• **What is expected**
Go through the listing beneath this task and return every line that carries the string "signal".

Start Data section

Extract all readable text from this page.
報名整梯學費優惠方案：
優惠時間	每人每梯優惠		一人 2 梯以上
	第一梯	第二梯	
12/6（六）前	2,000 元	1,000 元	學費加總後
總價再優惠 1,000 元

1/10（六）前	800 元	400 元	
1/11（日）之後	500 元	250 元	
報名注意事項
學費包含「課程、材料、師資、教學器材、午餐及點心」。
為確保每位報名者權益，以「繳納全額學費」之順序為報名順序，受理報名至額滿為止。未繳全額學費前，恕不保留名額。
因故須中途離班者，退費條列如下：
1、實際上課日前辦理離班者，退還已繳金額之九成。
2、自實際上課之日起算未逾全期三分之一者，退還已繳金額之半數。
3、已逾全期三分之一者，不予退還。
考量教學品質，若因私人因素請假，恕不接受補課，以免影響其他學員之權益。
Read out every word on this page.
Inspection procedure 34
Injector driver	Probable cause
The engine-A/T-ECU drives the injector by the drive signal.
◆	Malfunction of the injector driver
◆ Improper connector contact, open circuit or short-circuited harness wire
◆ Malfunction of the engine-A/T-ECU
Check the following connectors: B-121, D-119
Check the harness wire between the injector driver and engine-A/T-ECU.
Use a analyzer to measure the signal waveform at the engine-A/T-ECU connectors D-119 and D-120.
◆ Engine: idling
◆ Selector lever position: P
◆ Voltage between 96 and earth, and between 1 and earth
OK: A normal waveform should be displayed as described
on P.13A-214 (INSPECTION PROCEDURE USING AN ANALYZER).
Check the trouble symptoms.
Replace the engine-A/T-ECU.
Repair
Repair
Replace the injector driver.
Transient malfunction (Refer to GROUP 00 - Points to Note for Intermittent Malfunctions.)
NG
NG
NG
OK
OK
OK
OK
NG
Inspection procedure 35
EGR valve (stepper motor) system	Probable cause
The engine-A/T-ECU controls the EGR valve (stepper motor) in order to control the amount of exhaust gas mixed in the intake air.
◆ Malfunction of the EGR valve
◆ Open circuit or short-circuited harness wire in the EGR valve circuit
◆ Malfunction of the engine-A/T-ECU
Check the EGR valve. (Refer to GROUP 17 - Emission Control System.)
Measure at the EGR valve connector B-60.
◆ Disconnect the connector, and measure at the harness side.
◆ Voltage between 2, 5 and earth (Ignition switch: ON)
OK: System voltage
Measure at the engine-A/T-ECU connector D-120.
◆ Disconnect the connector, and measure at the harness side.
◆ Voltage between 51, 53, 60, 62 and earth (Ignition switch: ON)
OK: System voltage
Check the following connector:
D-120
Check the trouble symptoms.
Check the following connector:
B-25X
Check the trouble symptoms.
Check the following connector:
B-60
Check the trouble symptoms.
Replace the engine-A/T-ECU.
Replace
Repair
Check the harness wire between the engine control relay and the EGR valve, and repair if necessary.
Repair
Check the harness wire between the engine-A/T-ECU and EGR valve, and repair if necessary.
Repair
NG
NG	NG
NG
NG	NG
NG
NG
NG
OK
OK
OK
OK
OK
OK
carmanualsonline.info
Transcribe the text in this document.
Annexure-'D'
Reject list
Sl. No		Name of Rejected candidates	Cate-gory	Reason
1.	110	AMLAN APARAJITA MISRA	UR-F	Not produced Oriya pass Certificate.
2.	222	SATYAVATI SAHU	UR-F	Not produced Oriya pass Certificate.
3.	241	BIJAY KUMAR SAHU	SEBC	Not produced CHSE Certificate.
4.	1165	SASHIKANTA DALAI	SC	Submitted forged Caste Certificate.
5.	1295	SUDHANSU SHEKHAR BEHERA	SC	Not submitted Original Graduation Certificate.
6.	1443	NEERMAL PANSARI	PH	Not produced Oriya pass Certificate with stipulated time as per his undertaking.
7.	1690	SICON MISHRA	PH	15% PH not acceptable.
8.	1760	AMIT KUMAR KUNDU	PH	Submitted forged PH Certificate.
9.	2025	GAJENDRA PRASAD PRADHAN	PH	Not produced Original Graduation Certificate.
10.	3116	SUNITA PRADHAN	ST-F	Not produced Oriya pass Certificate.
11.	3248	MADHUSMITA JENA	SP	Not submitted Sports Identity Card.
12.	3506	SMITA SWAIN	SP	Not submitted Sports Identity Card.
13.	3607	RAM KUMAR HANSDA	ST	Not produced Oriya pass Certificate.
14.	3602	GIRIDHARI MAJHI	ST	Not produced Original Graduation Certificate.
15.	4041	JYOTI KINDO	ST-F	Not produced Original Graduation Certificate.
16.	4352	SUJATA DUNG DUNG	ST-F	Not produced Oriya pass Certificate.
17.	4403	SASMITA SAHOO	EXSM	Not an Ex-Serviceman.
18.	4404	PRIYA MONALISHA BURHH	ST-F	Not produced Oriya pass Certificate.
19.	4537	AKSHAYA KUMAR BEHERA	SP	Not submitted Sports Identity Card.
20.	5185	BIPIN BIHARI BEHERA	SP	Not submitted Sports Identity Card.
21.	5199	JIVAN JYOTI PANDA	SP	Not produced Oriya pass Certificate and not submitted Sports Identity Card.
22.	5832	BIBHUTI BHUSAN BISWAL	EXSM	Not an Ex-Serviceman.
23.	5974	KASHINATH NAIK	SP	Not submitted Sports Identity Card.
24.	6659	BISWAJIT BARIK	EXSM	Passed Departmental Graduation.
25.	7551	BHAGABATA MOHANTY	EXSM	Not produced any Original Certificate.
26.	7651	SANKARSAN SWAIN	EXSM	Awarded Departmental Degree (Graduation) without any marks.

End Data section

• **Response to this task**
The engine-A/T-ECU drives the injector by the drive signal.
Use a analyzer to measure the signal waveform at the engine-A/T-ECU connectors D-119 and D-120.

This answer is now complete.